- Aim
Filter the entries and keep only the lines where the string "indeksi" appears.

- Material for the task
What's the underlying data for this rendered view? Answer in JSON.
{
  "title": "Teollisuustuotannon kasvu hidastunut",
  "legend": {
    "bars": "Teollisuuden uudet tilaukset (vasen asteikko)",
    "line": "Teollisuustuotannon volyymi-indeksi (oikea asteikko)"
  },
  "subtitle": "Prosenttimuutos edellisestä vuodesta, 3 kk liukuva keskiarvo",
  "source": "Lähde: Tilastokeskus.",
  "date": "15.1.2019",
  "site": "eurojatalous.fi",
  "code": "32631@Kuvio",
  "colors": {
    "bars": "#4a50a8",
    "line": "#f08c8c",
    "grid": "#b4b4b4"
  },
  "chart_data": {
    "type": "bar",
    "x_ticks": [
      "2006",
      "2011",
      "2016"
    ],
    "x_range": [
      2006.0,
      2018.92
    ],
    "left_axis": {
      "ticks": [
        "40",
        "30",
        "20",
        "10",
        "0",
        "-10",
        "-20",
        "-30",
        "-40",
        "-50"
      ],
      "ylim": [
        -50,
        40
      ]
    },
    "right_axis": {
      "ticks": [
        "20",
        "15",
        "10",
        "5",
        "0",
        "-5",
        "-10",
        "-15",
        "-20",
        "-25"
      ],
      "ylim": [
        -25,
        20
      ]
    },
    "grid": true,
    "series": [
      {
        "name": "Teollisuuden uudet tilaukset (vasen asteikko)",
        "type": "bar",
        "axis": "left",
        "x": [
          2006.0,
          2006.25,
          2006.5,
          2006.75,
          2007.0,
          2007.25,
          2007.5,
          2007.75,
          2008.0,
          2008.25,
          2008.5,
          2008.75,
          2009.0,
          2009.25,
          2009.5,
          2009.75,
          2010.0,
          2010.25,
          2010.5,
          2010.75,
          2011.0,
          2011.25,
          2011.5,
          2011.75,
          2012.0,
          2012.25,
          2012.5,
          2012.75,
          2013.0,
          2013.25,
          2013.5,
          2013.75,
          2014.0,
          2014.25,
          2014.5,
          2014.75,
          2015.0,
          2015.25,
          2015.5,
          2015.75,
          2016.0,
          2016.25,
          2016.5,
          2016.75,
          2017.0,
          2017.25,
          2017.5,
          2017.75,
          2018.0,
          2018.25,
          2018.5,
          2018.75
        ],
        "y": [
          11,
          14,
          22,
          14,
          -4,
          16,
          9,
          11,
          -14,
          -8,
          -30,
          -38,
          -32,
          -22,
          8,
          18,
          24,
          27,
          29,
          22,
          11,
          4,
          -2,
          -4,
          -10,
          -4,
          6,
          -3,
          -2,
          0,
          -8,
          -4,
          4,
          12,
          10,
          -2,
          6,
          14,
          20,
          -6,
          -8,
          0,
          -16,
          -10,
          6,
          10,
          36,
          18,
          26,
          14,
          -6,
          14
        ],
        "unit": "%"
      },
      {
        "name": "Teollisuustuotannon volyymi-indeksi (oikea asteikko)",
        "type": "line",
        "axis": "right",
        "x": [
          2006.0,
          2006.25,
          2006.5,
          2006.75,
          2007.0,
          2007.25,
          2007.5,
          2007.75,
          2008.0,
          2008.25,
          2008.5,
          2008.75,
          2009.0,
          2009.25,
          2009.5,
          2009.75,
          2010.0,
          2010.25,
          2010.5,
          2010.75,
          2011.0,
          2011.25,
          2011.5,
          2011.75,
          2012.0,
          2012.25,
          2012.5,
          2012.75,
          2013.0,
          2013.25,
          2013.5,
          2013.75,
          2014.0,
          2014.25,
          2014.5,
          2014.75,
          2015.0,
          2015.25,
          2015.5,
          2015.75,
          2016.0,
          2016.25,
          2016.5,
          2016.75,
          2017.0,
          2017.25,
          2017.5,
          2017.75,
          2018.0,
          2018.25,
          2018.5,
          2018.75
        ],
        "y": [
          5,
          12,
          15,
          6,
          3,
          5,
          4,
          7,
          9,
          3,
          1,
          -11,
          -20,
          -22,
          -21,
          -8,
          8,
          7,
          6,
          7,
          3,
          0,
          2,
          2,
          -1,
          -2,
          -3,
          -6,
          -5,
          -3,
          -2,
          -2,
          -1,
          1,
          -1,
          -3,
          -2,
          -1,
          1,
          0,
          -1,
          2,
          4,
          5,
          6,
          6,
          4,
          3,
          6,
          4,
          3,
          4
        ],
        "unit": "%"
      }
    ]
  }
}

- Output of the exercise
    "line": "Teollisuustuotannon volyymi-indeksi (oikea asteikko)"
        "name": "Teollisuustuotannon volyymi-indeksi (oikea asteikko)",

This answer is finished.